## Entries supplied

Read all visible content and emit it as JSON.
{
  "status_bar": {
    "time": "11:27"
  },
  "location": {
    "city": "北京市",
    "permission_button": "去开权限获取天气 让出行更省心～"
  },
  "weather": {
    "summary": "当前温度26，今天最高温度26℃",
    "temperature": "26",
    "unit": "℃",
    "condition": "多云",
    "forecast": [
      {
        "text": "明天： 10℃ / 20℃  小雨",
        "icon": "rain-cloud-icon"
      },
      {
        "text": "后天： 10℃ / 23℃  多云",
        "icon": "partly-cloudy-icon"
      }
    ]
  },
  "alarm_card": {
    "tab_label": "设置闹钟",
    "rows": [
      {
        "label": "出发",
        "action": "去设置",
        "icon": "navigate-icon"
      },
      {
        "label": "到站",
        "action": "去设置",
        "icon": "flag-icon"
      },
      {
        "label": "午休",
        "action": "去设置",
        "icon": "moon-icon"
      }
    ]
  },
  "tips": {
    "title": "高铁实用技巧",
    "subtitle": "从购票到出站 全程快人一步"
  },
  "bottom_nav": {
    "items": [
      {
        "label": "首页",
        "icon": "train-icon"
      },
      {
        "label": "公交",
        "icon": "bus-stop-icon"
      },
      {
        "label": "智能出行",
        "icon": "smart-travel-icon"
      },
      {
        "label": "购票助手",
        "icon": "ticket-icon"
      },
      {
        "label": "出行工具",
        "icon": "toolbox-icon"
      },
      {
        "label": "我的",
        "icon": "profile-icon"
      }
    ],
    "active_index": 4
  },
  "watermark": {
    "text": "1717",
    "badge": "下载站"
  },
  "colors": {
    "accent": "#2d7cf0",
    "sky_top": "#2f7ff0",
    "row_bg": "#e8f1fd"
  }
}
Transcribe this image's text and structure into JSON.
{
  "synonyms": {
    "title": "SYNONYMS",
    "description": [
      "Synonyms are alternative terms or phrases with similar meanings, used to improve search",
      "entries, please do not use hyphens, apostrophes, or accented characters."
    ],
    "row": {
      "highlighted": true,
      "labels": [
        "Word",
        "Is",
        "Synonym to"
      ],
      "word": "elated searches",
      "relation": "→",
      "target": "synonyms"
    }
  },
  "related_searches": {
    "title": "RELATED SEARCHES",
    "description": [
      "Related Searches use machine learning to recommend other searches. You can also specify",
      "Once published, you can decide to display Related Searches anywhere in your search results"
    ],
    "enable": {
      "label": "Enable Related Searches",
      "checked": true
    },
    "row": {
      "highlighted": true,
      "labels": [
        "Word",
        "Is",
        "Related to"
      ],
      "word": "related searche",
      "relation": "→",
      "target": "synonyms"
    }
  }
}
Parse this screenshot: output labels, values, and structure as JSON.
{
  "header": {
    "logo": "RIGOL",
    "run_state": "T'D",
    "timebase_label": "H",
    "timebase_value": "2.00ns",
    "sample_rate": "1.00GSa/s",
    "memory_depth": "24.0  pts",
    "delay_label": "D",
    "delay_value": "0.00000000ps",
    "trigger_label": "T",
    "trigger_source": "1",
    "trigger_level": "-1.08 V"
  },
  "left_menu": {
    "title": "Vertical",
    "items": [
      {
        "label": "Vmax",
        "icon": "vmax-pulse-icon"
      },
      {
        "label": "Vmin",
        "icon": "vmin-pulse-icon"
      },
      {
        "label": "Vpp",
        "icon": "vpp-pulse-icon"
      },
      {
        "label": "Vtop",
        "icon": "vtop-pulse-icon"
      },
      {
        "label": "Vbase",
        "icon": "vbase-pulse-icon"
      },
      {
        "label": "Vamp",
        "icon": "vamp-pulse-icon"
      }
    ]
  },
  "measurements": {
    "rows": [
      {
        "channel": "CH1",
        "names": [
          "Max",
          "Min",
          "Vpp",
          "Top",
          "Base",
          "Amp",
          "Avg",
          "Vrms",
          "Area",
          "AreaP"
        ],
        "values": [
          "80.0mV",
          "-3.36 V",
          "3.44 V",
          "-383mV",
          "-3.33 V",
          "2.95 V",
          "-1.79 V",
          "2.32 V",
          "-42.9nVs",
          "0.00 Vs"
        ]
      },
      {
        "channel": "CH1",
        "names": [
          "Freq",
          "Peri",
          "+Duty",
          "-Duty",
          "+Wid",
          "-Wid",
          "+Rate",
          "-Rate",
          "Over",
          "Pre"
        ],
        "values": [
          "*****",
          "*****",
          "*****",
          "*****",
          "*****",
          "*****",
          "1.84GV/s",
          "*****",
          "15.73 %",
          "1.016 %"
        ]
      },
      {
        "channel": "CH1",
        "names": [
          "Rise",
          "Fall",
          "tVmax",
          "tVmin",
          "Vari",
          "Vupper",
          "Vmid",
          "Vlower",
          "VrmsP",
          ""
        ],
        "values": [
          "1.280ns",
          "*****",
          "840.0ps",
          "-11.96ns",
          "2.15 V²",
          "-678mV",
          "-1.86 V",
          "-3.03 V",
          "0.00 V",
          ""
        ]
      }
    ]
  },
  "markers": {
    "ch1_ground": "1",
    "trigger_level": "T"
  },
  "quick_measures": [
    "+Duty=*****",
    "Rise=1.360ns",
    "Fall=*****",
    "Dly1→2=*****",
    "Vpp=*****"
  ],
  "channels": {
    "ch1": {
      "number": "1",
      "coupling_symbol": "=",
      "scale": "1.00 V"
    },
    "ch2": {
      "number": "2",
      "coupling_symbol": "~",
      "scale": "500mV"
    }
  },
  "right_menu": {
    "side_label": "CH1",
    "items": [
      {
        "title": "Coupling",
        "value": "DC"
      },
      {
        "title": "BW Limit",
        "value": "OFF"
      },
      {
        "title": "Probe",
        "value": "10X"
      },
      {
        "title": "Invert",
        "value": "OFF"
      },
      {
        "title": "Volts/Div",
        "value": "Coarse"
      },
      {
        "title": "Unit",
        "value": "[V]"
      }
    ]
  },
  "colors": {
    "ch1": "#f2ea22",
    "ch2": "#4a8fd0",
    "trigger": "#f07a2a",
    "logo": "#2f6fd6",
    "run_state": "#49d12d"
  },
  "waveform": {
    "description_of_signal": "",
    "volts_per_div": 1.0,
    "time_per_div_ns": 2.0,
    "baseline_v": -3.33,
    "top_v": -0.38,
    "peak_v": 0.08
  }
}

## Directions
Isolate the lines above that contain the word "structure" and copy them.

## Finished exercise
Transcribe this image's text and structure into JSON.
Parse this screenshot: output labels, values, and structure as JSON.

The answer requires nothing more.